(begin)

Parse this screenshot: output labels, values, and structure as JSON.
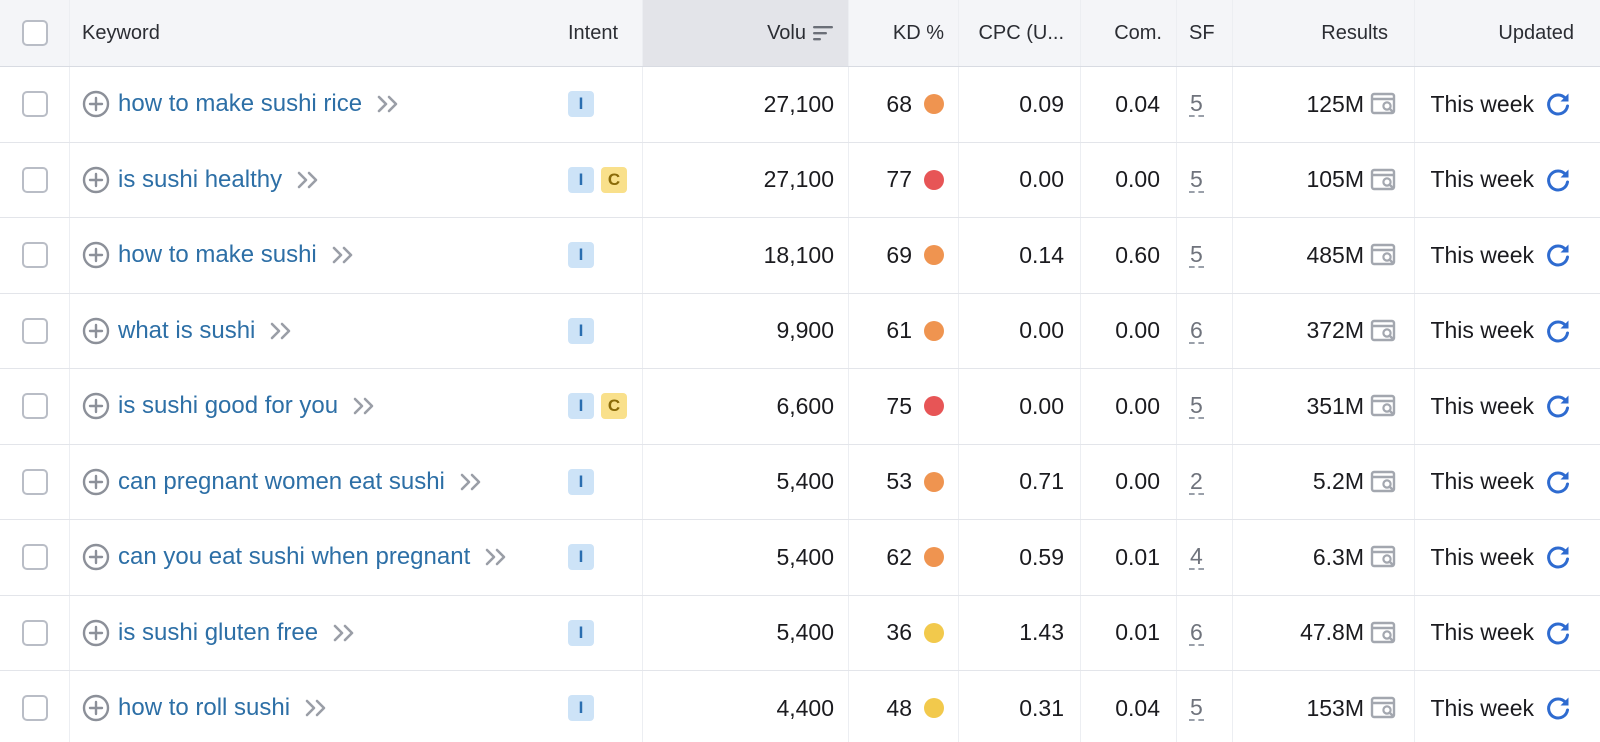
{
  "header": {
    "keyword": "Keyword",
    "intent": "Intent",
    "volume": "Volu",
    "kd": "KD %",
    "cpc": "CPC (U...",
    "com": "Com.",
    "sf": "SF",
    "results": "Results",
    "updated": "Updated"
  },
  "colors": {
    "kd_orange": "#ef9450",
    "kd_red": "#e75556",
    "kd_yellow": "#f2c94c",
    "link": "#2d6fa6",
    "refresh": "#2e6bd0"
  },
  "rows": [
    {
      "keyword": "how to make sushi rice",
      "intents": [
        "I"
      ],
      "volume": "27,100",
      "kd": "68",
      "kd_level": "orange",
      "cpc": "0.09",
      "com": "0.04",
      "sf": "5",
      "results": "125M",
      "updated": "This week"
    },
    {
      "keyword": "is sushi healthy",
      "intents": [
        "I",
        "C"
      ],
      "volume": "27,100",
      "kd": "77",
      "kd_level": "red",
      "cpc": "0.00",
      "com": "0.00",
      "sf": "5",
      "results": "105M",
      "updated": "This week"
    },
    {
      "keyword": "how to make sushi",
      "intents": [
        "I"
      ],
      "volume": "18,100",
      "kd": "69",
      "kd_level": "orange",
      "cpc": "0.14",
      "com": "0.60",
      "sf": "5",
      "results": "485M",
      "updated": "This week"
    },
    {
      "keyword": "what is sushi",
      "intents": [
        "I"
      ],
      "volume": "9,900",
      "kd": "61",
      "kd_level": "orange",
      "cpc": "0.00",
      "com": "0.00",
      "sf": "6",
      "results": "372M",
      "updated": "This week"
    },
    {
      "keyword": "is sushi good for you",
      "intents": [
        "I",
        "C"
      ],
      "volume": "6,600",
      "kd": "75",
      "kd_level": "red",
      "cpc": "0.00",
      "com": "0.00",
      "sf": "5",
      "results": "351M",
      "updated": "This week"
    },
    {
      "keyword": "can pregnant women eat sushi",
      "intents": [
        "I"
      ],
      "volume": "5,400",
      "kd": "53",
      "kd_level": "orange",
      "cpc": "0.71",
      "com": "0.00",
      "sf": "2",
      "results": "5.2M",
      "updated": "This week"
    },
    {
      "keyword": "can you eat sushi when pregnant",
      "intents": [
        "I"
      ],
      "volume": "5,400",
      "kd": "62",
      "kd_level": "orange",
      "cpc": "0.59",
      "com": "0.01",
      "sf": "4",
      "results": "6.3M",
      "updated": "This week"
    },
    {
      "keyword": "is sushi gluten free",
      "intents": [
        "I"
      ],
      "volume": "5,400",
      "kd": "36",
      "kd_level": "yellow",
      "cpc": "1.43",
      "com": "0.01",
      "sf": "6",
      "results": "47.8M",
      "updated": "This week"
    },
    {
      "keyword": "how to roll sushi",
      "intents": [
        "I"
      ],
      "volume": "4,400",
      "kd": "48",
      "kd_level": "yellow",
      "cpc": "0.31",
      "com": "0.04",
      "sf": "5",
      "results": "153M",
      "updated": "This week"
    }
  ]
}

(end)

→ **What you will do**
Extract every line above containing the word "volume".

→ **Answer below**
    "volume": "Volu",
      "volume": "27,100",
      "volume": "27,100",
      "volume": "18,100",
      "volume": "9,900",
      "volume": "6,600",
      "volume": "5,400",
      "volume": "5,400",
      "volume": "5,400",
      "volume": "4,400",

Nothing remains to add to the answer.